— start Records to process —

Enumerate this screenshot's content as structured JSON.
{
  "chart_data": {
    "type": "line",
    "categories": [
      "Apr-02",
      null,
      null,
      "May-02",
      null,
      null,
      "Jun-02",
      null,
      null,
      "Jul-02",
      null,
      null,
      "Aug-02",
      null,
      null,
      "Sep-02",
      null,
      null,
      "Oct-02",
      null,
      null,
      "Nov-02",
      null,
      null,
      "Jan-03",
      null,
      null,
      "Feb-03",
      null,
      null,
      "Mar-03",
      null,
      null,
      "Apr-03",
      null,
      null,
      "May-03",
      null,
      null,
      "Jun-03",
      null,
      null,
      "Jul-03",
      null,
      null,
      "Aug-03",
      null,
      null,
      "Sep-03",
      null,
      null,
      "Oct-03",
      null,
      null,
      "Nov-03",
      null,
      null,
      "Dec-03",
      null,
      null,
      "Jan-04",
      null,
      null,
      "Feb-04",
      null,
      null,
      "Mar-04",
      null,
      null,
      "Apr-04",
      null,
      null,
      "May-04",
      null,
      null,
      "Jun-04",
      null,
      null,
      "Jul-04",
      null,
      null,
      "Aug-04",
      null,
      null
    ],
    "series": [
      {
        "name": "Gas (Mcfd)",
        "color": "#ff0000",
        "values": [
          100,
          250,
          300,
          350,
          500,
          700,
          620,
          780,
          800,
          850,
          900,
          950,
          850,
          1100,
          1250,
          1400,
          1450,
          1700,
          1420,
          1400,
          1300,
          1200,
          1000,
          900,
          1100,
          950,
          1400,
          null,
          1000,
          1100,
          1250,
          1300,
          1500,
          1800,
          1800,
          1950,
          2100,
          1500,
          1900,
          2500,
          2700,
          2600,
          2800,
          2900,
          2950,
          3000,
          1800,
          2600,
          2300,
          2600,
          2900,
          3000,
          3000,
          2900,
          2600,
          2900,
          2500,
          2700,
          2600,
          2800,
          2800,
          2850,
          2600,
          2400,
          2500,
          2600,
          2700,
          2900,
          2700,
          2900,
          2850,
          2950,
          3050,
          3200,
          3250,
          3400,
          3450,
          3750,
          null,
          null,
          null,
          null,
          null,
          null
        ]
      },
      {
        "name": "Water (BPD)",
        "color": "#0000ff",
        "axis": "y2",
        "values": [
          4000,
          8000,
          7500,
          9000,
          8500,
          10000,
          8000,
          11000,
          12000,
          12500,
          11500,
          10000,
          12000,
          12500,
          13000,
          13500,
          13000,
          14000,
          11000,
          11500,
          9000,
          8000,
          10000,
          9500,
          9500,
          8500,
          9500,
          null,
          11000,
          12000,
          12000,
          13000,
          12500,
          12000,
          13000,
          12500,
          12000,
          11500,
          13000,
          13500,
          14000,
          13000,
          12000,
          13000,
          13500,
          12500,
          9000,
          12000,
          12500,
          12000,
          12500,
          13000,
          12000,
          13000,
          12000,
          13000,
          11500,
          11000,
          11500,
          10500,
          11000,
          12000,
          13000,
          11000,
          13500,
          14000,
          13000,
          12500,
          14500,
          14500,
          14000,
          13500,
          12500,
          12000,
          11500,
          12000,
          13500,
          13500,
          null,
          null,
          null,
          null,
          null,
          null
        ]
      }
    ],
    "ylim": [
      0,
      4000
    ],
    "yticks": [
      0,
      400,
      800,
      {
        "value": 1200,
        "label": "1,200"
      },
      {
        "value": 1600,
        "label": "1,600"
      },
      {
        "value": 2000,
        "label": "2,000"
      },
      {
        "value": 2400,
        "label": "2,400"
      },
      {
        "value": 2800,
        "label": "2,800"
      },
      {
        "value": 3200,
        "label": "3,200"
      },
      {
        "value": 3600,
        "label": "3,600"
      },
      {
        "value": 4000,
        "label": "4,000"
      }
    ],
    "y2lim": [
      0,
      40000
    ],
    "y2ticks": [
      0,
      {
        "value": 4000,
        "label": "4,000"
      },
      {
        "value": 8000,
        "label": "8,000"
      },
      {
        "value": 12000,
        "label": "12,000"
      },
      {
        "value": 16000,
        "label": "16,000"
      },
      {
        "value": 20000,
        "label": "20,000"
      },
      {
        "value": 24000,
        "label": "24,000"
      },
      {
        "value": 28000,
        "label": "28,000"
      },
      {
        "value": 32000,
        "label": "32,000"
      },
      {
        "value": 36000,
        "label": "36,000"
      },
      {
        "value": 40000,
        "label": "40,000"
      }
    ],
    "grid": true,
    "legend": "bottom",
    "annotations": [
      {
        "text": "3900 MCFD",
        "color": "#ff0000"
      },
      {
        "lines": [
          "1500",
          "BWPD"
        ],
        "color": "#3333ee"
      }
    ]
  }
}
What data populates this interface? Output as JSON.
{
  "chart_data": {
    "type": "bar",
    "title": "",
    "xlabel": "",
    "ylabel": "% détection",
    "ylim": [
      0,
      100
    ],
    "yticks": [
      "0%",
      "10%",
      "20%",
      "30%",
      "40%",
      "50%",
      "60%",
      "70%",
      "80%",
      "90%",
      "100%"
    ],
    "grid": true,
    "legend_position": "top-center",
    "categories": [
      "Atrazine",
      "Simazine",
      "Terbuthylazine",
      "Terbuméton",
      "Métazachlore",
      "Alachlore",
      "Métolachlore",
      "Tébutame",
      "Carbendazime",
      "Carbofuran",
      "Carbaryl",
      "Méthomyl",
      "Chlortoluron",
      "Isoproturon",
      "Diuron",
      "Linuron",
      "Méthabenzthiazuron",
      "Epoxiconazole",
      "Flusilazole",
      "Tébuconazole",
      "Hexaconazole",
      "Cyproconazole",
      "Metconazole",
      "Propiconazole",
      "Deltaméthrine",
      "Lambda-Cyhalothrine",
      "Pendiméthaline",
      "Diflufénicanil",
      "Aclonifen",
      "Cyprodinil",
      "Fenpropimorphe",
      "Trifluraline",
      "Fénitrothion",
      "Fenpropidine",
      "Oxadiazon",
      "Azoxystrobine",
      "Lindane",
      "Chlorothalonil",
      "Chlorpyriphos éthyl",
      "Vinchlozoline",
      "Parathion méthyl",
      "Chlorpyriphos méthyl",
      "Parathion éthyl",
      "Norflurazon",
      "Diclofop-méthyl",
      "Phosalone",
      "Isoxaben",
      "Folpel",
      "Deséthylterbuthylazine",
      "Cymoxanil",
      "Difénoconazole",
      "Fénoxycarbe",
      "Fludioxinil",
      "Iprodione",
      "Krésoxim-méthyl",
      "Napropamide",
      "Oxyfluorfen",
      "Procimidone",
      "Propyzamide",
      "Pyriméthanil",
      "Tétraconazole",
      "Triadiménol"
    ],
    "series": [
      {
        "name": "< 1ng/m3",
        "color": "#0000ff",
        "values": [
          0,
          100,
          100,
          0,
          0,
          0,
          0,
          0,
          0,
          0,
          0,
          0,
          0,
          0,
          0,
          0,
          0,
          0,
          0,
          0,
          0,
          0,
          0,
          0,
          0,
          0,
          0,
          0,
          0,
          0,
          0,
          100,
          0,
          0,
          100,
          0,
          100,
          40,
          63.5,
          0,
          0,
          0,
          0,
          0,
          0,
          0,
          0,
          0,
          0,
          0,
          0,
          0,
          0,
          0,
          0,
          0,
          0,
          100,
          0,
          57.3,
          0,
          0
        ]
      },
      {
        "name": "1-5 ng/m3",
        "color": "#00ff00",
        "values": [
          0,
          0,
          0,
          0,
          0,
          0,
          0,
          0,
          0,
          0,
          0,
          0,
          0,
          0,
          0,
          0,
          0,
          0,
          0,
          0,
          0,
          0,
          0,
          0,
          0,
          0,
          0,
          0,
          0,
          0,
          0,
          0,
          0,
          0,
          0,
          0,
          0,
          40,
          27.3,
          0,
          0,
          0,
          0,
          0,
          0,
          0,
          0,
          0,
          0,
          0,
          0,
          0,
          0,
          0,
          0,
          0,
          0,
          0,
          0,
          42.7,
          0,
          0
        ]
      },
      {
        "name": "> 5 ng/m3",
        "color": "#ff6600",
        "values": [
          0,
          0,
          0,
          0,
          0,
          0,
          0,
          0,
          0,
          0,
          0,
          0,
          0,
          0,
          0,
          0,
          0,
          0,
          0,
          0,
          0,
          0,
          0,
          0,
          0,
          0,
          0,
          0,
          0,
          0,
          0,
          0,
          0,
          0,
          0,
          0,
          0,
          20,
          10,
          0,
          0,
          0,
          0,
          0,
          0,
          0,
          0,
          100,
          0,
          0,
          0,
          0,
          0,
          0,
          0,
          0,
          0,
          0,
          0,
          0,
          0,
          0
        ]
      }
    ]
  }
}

— end Records to process —

Required work »
Which lines contain "JSON"? Show each of them.

Solution for this task »
Enumerate this screenshot's content as structured JSON.
What data populates this interface? Output as JSON.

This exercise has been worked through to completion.